— START Recorded data —

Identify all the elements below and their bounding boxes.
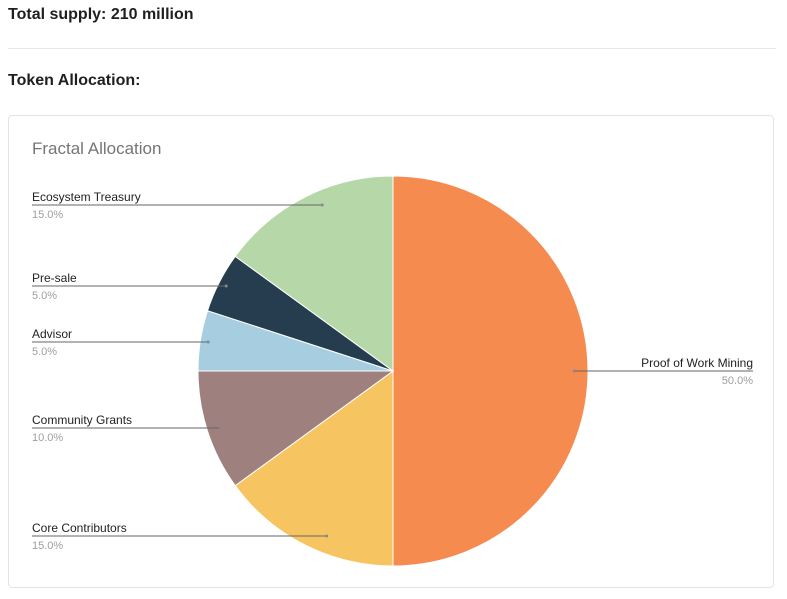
pie-slice-core-contributors xyxy=(234,370,394,567)
leader-dot xyxy=(325,534,329,538)
pie-slice-community-grants xyxy=(197,370,395,487)
chart-card: Fractal Allocation Proof of Work Mining 5… xyxy=(8,115,774,588)
chart-title: Fractal Allocation xyxy=(32,139,162,158)
pie-slice-proof-of-work-mining xyxy=(392,175,589,567)
leader-dot xyxy=(572,369,576,373)
leader-dot xyxy=(219,426,223,430)
slice-label: Ecosystem Treasury xyxy=(32,190,141,204)
section-divider xyxy=(8,48,776,49)
leader-dot xyxy=(224,284,228,288)
slice-percent: 50.0% xyxy=(722,375,753,387)
slice-label: Pre-sale xyxy=(32,271,77,285)
slice-label: Core Contributors xyxy=(32,521,127,535)
leader-dot xyxy=(320,203,324,207)
total-supply-text: Total supply: 210 million xyxy=(8,6,194,23)
slice-label: Advisor xyxy=(32,327,72,341)
pie-chart: Proof of Work Mining 50.0% Core Contributo… xyxy=(32,175,753,567)
slice-percent: 10.0% xyxy=(32,432,63,444)
pie-slice-ecosystem-treasury xyxy=(234,175,394,372)
token-allocation-heading: Token Allocation: xyxy=(8,72,141,89)
slice-percent: 15.0% xyxy=(32,540,63,552)
slice-percent: 15.0% xyxy=(32,209,63,221)
slice-percent: 5.0% xyxy=(32,346,57,358)
slice-label: Community Grants xyxy=(32,413,132,427)
slice-percent: 5.0% xyxy=(32,290,57,302)
leader-dot xyxy=(206,340,210,344)
slice-label: Proof of Work Mining xyxy=(641,356,753,370)
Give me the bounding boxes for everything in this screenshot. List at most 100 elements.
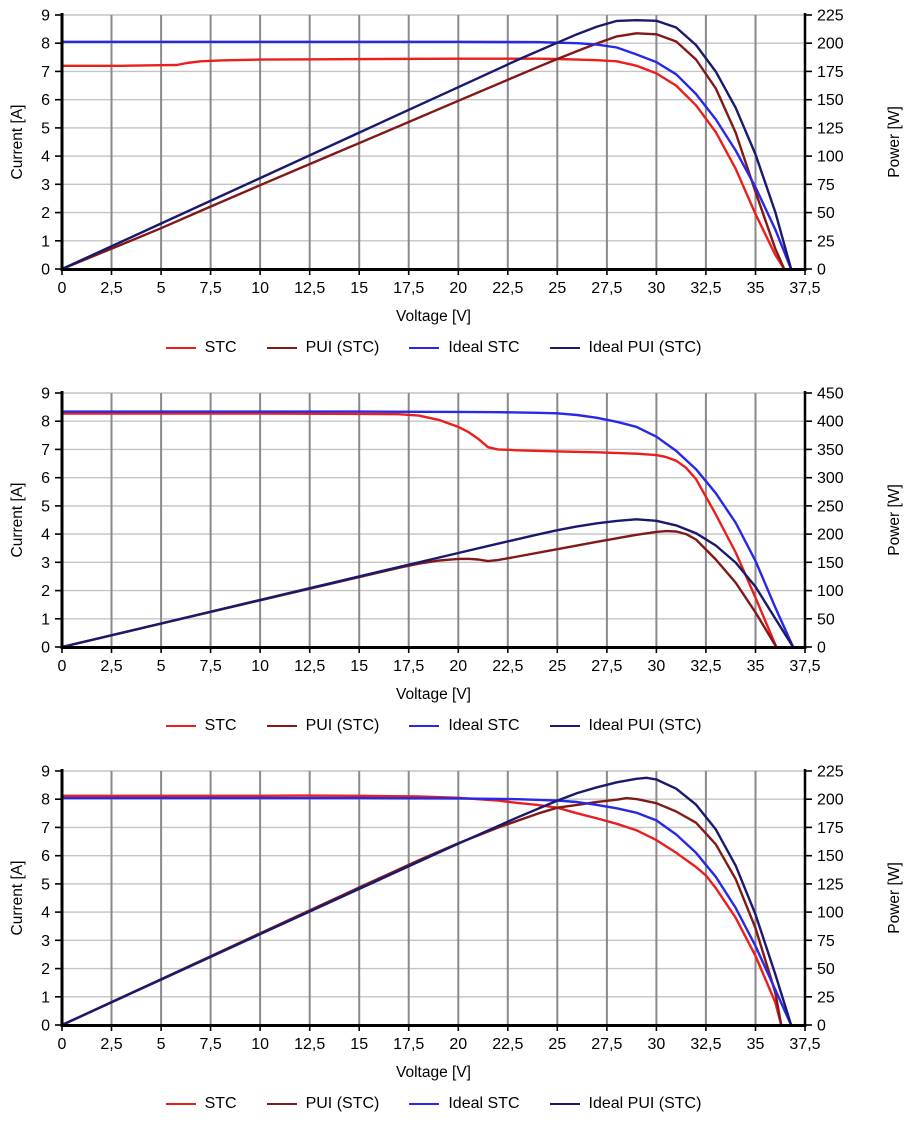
svg-text:300: 300 <box>817 470 844 487</box>
svg-text:7: 7 <box>41 64 50 81</box>
svg-text:30: 30 <box>648 658 666 675</box>
svg-text:450: 450 <box>817 386 844 403</box>
svg-text:5: 5 <box>41 120 50 137</box>
svg-text:5: 5 <box>157 1036 166 1053</box>
svg-text:150: 150 <box>817 92 844 109</box>
legend-line-swatch <box>266 725 297 727</box>
legend-item-ideal-pui-stc: Ideal PUI (STC) <box>549 338 701 358</box>
svg-text:2,5: 2,5 <box>100 658 122 675</box>
series-ideal-pui-stc <box>60 19 793 271</box>
legend-label: STC <box>204 717 237 734</box>
chart-3-plot: 0 1 2 3 4 5 6 7 8 9 0 25 50 75 100 125 150 175 200 225 0 2,5 5… <box>9 764 903 1082</box>
svg-text:4: 4 <box>41 905 50 922</box>
svg-text:1: 1 <box>41 989 50 1006</box>
svg-text:225: 225 <box>817 764 844 781</box>
x-axis-title: Voltage [V] <box>396 686 471 703</box>
svg-text:20: 20 <box>449 280 467 297</box>
legend-item-stc: STC <box>165 1094 237 1114</box>
horizontal-gridlines <box>62 392 805 620</box>
svg-text:100: 100 <box>817 149 844 166</box>
svg-text:3: 3 <box>41 555 50 572</box>
svg-text:125: 125 <box>817 876 844 893</box>
svg-text:32,5: 32,5 <box>690 280 721 297</box>
vertical-gridlines <box>110 771 757 1025</box>
svg-text:9: 9 <box>41 386 50 403</box>
legend-line-swatch <box>409 1103 440 1105</box>
legend-line-swatch <box>165 347 196 349</box>
legend-label: Ideal STC <box>448 717 520 734</box>
legend-line-swatch <box>549 347 580 349</box>
svg-text:0: 0 <box>41 640 50 657</box>
legend-item-ideal-stc: Ideal STC <box>409 1094 520 1114</box>
svg-text:35: 35 <box>747 1036 765 1053</box>
chart-1-plot: 0 1 2 3 4 5 6 7 8 9 0 25 50 75 100 125 150 175 200 225 0 2,5 5… <box>9 8 903 326</box>
legend-item-ideal-stc: Ideal STC <box>409 716 520 736</box>
svg-text:8: 8 <box>41 792 50 809</box>
series-ideal-pui-stc <box>60 518 795 649</box>
svg-text:25: 25 <box>548 1036 566 1053</box>
svg-text:50: 50 <box>817 961 835 978</box>
svg-text:6: 6 <box>41 470 50 487</box>
legend-line-swatch <box>549 725 580 727</box>
svg-text:1: 1 <box>41 233 50 250</box>
legend-label: PUI (STC) <box>305 339 380 356</box>
svg-text:37,5: 37,5 <box>789 1036 820 1053</box>
chart-3-legend: STC PUI (STC) Ideal STC Ideal PUI (STC) <box>62 1094 805 1114</box>
vertical-gridlines <box>110 15 757 269</box>
svg-text:5: 5 <box>157 658 166 675</box>
legend-item-ideal-pui-stc: Ideal PUI (STC) <box>549 716 702 736</box>
svg-text:125: 125 <box>817 120 844 137</box>
svg-text:37,5: 37,5 <box>789 658 820 675</box>
left-axis-title: Current [A] <box>9 483 26 558</box>
svg-text:15: 15 <box>350 658 368 675</box>
legend-label: PUI (STC) <box>305 717 380 734</box>
legend-label: Ideal PUI (STC) <box>588 717 702 734</box>
svg-text:0: 0 <box>41 262 50 279</box>
svg-text:100: 100 <box>817 583 844 600</box>
axes <box>60 769 807 1027</box>
svg-text:50: 50 <box>817 205 835 222</box>
svg-text:37,5: 37,5 <box>789 280 820 297</box>
svg-text:0: 0 <box>58 1036 67 1053</box>
svg-text:1: 1 <box>41 611 50 628</box>
svg-text:12,5: 12,5 <box>294 658 325 675</box>
svg-text:35: 35 <box>747 280 765 297</box>
series-ideal-pui-stc <box>60 776 793 1027</box>
left-axis-tick-labels: 0 1 2 3 4 5 6 7 8 9 <box>41 764 50 1035</box>
legend-label: STC <box>204 1095 237 1112</box>
legend-item-ideal-pui-stc: Ideal PUI (STC) <box>549 1094 701 1114</box>
svg-text:50: 50 <box>817 611 835 628</box>
svg-text:5: 5 <box>157 280 166 297</box>
series-pui-stc <box>60 796 783 1027</box>
right-axis-tick-labels: 0 25 50 75 100 125 150 175 200 225 <box>817 764 844 1035</box>
iv-power-chart-2: 0 1 2 3 4 5 6 7 8 9 0 50 100 150 200 250 300 350 400 450 0 2,… <box>0 378 921 736</box>
svg-text:10: 10 <box>251 280 269 297</box>
svg-text:0: 0 <box>41 1018 50 1035</box>
left-axis-tick-labels: 0 1 2 3 4 5 6 7 8 9 <box>41 386 50 657</box>
svg-text:27,5: 27,5 <box>591 658 622 675</box>
legend-label: Ideal STC <box>448 339 520 356</box>
svg-text:15: 15 <box>350 1036 368 1053</box>
x-axis-title: Voltage [V] <box>396 308 471 325</box>
legend-line-swatch <box>409 347 440 349</box>
svg-text:200: 200 <box>817 36 844 53</box>
tick-marks <box>55 770 812 1031</box>
legend-item-stc: STC <box>165 338 237 358</box>
svg-text:9: 9 <box>41 8 50 25</box>
svg-text:7: 7 <box>41 820 50 837</box>
svg-text:200: 200 <box>817 792 844 809</box>
right-axis-tick-labels: 0 25 50 75 100 125 150 175 200 225 <box>817 8 844 279</box>
svg-text:12,5: 12,5 <box>294 280 325 297</box>
svg-text:150: 150 <box>817 555 844 572</box>
legend-line-swatch <box>266 1103 297 1105</box>
axes <box>60 13 807 271</box>
svg-text:5: 5 <box>41 876 50 893</box>
iv-power-chart-3: 0 1 2 3 4 5 6 7 8 9 0 25 50 75 100 125 150 175 200 225 0 2,5 5… <box>0 756 921 1114</box>
legend-line-swatch <box>409 725 440 727</box>
right-axis-title: Power [W] <box>886 862 903 933</box>
left-axis-title: Current [A] <box>9 105 26 180</box>
svg-text:350: 350 <box>817 442 844 459</box>
legend-item-pui-stc: PUI (STC) <box>266 1094 379 1114</box>
svg-text:35: 35 <box>747 658 765 675</box>
legend-line-swatch <box>165 725 196 727</box>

— END Recorded data —

■ Aim:
Transcribe the stretch of entries from the line containing "svg-text:300: 300 <box>817 470 844 487</box>" through the line containing "vertical-gridlines <box>110 771", keeping every character of each line unchanged.

■ Result of this task:
svg-text:300: 300 <box>817 470 844 487</box>
svg-text:7: 7 <box>41 64 50 81</box>
svg-text:30: 30 <box>648 658 666 675</box>
svg-text:450: 450 <box>817 386 844 403</box>
svg-text:5: 5 <box>41 120 50 137</box>
svg-text:5: 5 <box>157 1036 166 1053</box>
svg-text:150: 150 <box>817 92 844 109</box>
legend-line-swatch <box>266 725 297 727</box>
legend-item-ideal-pui-stc: Ideal PUI (STC) <box>549 338 701 358</box>
svg-text:2,5: 2,5 <box>100 658 122 675</box>
series-ideal-pui-stc <box>60 19 793 271</box>
legend-label: STC <box>204 717 237 734</box>
chart-3-plot: 0 1 2 3 4 5 6 7 8 9 0 25 50 75 100 125 150 175 200 225 0 2,5 5… <box>9 764 903 1082</box>
svg-text:4: 4 <box>41 905 50 922</box>
svg-text:1: 1 <box>41 989 50 1006</box>
svg-text:225: 225 <box>817 764 844 781</box>
x-axis-title: Voltage [V] <box>396 686 471 703</box>
svg-text:20: 20 <box>449 280 467 297</box>
legend-item-stc: STC <box>165 1094 237 1114</box>
horizontal-gridlines <box>62 392 805 620</box>
svg-text:100: 100 <box>817 149 844 166</box>
svg-text:3: 3 <box>41 555 50 572</box>
svg-text:125: 125 <box>817 876 844 893</box>
svg-text:32,5: 32,5 <box>690 280 721 297</box>
vertical-gridlines <box>110 771 757 1025</box>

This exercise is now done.